Records that describe figures

· · · · ·

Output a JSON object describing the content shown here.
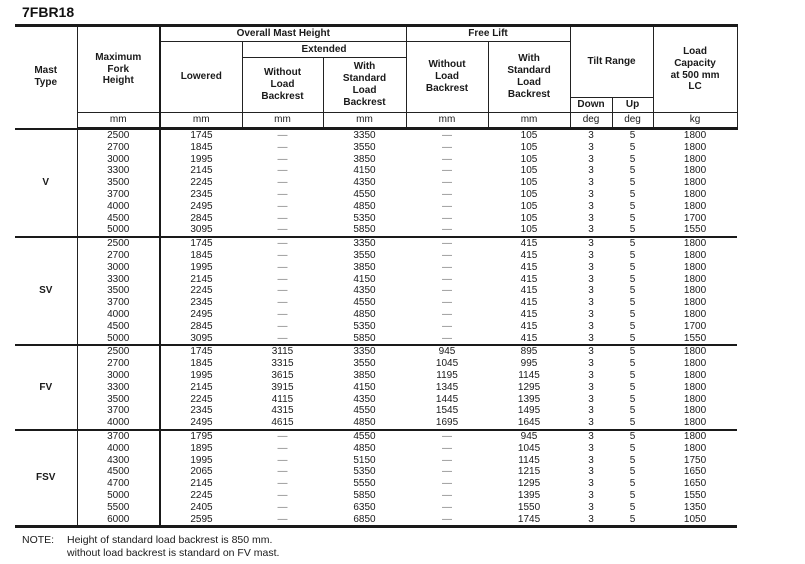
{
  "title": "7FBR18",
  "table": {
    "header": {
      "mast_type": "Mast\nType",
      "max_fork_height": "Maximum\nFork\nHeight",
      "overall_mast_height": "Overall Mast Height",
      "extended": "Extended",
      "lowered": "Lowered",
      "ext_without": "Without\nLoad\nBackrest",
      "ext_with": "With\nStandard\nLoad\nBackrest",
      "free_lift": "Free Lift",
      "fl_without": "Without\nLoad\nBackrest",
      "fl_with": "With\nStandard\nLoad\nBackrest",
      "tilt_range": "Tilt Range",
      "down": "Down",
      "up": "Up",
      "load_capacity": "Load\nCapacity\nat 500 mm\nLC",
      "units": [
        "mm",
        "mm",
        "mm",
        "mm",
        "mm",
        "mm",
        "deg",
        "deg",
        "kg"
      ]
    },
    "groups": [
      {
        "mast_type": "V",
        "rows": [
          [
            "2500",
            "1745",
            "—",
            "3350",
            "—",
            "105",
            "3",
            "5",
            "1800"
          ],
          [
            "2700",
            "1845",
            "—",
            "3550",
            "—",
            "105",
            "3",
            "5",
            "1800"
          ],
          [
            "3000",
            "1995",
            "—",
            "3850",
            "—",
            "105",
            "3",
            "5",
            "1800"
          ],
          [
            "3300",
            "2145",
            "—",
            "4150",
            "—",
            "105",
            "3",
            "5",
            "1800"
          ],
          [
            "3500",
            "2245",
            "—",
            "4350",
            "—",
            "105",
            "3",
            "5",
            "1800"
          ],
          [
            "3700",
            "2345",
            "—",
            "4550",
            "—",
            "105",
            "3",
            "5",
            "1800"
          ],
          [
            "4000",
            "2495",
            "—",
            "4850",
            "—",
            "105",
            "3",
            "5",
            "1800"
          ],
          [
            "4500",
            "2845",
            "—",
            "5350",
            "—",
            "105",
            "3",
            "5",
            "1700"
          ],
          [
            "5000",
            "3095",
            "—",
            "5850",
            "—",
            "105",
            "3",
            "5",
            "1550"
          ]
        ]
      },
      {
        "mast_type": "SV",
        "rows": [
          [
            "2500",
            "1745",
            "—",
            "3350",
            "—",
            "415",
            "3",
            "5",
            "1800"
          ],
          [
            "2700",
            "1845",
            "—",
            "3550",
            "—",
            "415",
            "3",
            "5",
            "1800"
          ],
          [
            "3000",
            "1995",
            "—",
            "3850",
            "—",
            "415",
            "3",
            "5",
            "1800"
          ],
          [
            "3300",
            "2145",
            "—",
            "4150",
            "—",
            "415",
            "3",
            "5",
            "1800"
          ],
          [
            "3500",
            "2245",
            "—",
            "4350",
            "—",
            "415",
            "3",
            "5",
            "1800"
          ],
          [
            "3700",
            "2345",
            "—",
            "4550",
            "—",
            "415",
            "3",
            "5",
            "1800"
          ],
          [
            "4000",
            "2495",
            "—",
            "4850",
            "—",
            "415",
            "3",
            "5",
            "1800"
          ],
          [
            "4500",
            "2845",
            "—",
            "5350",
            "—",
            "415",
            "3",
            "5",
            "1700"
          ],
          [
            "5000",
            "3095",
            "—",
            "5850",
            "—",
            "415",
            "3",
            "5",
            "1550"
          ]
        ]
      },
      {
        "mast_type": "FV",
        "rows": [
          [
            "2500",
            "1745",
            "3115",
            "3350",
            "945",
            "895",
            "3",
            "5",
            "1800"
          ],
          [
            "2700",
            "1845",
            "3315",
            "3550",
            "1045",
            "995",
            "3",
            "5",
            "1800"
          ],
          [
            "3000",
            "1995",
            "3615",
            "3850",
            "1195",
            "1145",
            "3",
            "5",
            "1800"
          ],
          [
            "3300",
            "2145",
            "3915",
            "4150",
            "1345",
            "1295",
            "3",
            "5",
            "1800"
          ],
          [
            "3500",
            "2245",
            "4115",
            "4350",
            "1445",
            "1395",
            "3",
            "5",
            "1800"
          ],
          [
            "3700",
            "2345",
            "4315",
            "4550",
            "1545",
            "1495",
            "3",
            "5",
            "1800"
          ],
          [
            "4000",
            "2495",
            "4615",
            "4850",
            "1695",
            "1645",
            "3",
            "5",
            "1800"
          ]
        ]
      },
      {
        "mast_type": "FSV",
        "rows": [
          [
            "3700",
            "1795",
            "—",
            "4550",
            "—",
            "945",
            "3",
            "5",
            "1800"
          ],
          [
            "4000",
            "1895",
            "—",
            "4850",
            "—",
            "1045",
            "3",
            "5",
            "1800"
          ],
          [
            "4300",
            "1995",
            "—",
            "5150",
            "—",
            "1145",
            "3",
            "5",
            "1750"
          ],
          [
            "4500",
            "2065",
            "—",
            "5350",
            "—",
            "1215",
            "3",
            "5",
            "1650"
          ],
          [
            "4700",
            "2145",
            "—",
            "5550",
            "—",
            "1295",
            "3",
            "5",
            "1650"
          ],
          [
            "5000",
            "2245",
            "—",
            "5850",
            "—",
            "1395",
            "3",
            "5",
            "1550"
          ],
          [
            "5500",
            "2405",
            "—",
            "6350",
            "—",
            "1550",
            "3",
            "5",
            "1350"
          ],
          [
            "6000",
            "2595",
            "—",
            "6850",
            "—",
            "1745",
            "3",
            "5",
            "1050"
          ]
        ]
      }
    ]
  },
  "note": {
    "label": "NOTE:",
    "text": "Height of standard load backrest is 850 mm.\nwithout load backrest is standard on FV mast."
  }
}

· · · · ·

Leave the images out, please, and restate each line word for word.

▶ **FULL SOLUTION**:
Output a JSON object describing the content shown here.
{
  "title": "7FBR18",
  "table": {
    "header": {
      "mast_type": "Mast\nType",
      "max_fork_height": "Maximum\nFork\nHeight",
      "overall_mast_height": "Overall Mast Height",
      "extended": "Extended",
      "lowered": "Lowered",
      "ext_without": "Without\nLoad\nBackrest",
      "ext_with": "With\nStandard\nLoad\nBackrest",
      "free_lift": "Free Lift",
      "fl_without": "Without\nLoad\nBackrest",
      "fl_with": "With\nStandard\nLoad\nBackrest",
      "tilt_range": "Tilt Range",
      "down": "Down",
      "up": "Up",
      "load_capacity": "Load\nCapacity\nat 500 mm\nLC",
      "units": [
        "mm",
        "mm",
        "mm",
        "mm",
        "mm",
        "mm",
        "deg",
        "deg",
        "kg"
      ]
    },
    "groups": [
      {
        "mast_type": "V",
        "rows": [
          [
            "2500",
            "1745",
            "—",
            "3350",
            "—",
            "105",
            "3",
            "5",
            "1800"
          ],
          [
            "2700",
            "1845",
            "—",
            "3550",
            "—",
            "105",
            "3",
            "5",
            "1800"
          ],
          [
            "3000",
            "1995",
            "—",
            "3850",
            "—",
            "105",
            "3",
            "5",
            "1800"
          ],
          [
            "3300",
            "2145",
            "—",
            "4150",
            "—",
            "105",
            "3",
            "5",
            "1800"
          ],
          [
            "3500",
            "2245",
            "—",
            "4350",
            "—",
            "105",
            "3",
            "5",
            "1800"
          ],
          [
            "3700",
            "2345",
            "—",
            "4550",
            "—",
            "105",
            "3",
            "5",
            "1800"
          ],
          [
            "4000",
            "2495",
            "—",
            "4850",
            "—",
            "105",
            "3",
            "5",
            "1800"
          ],
          [
            "4500",
            "2845",
            "—",
            "5350",
            "—",
            "105",
            "3",
            "5",
            "1700"
          ],
          [
            "5000",
            "3095",
            "—",
            "5850",
            "—",
            "105",
            "3",
            "5",
            "1550"
          ]
        ]
      },
      {
        "mast_type": "SV",
        "rows": [
          [
            "2500",
            "1745",
            "—",
            "3350",
            "—",
            "415",
            "3",
            "5",
            "1800"
          ],
          [
            "2700",
            "1845",
            "—",
            "3550",
            "—",
            "415",
            "3",
            "5",
            "1800"
          ],
          [
            "3000",
            "1995",
            "—",
            "3850",
            "—",
            "415",
            "3",
            "5",
            "1800"
          ],
          [
            "3300",
            "2145",
            "—",
            "4150",
            "—",
            "415",
            "3",
            "5",
            "1800"
          ],
          [
            "3500",
            "2245",
            "—",
            "4350",
            "—",
            "415",
            "3",
            "5",
            "1800"
          ],
          [
            "3700",
            "2345",
            "—",
            "4550",
            "—",
            "415",
            "3",
            "5",
            "1800"
          ],
          [
            "4000",
            "2495",
            "—",
            "4850",
            "—",
            "415",
            "3",
            "5",
            "1800"
          ],
          [
            "4500",
            "2845",
            "—",
            "5350",
            "—",
            "415",
            "3",
            "5",
            "1700"
          ],
          [
            "5000",
            "3095",
            "—",
            "5850",
            "—",
            "415",
            "3",
            "5",
            "1550"
          ]
        ]
      },
      {
        "mast_type": "FV",
        "rows": [
          [
            "2500",
            "1745",
            "3115",
            "3350",
            "945",
            "895",
            "3",
            "5",
            "1800"
          ],
          [
            "2700",
            "1845",
            "3315",
            "3550",
            "1045",
            "995",
            "3",
            "5",
            "1800"
          ],
          [
            "3000",
            "1995",
            "3615",
            "3850",
            "1195",
            "1145",
            "3",
            "5",
            "1800"
          ],
          [
            "3300",
            "2145",
            "3915",
            "4150",
            "1345",
            "1295",
            "3",
            "5",
            "1800"
          ],
          [
            "3500",
            "2245",
            "4115",
            "4350",
            "1445",
            "1395",
            "3",
            "5",
            "1800"
          ],
          [
            "3700",
            "2345",
            "4315",
            "4550",
            "1545",
            "1495",
            "3",
            "5",
            "1800"
          ],
          [
            "4000",
            "2495",
            "4615",
            "4850",
            "1695",
            "1645",
            "3",
            "5",
            "1800"
          ]
        ]
      },
      {
        "mast_type": "FSV",
        "rows": [
          [
            "3700",
            "1795",
            "—",
            "4550",
            "—",
            "945",
            "3",
            "5",
            "1800"
          ],
          [
            "4000",
            "1895",
            "—",
            "4850",
            "—",
            "1045",
            "3",
            "5",
            "1800"
          ],
          [
            "4300",
            "1995",
            "—",
            "5150",
            "—",
            "1145",
            "3",
            "5",
            "1750"
          ],
          [
            "4500",
            "2065",
            "—",
            "5350",
            "—",
            "1215",
            "3",
            "5",
            "1650"
          ],
          [
            "4700",
            "2145",
            "—",
            "5550",
            "—",
            "1295",
            "3",
            "5",
            "1650"
          ],
          [
            "5000",
            "2245",
            "—",
            "5850",
            "—",
            "1395",
            "3",
            "5",
            "1550"
          ],
          [
            "5500",
            "2405",
            "—",
            "6350",
            "—",
            "1550",
            "3",
            "5",
            "1350"
          ],
          [
            "6000",
            "2595",
            "—",
            "6850",
            "—",
            "1745",
            "3",
            "5",
            "1050"
          ]
        ]
      }
    ]
  },
  "note": {
    "label": "NOTE:",
    "text": "Height of standard load backrest is 850 mm.\nwithout load backrest is standard on FV mast."
  }
}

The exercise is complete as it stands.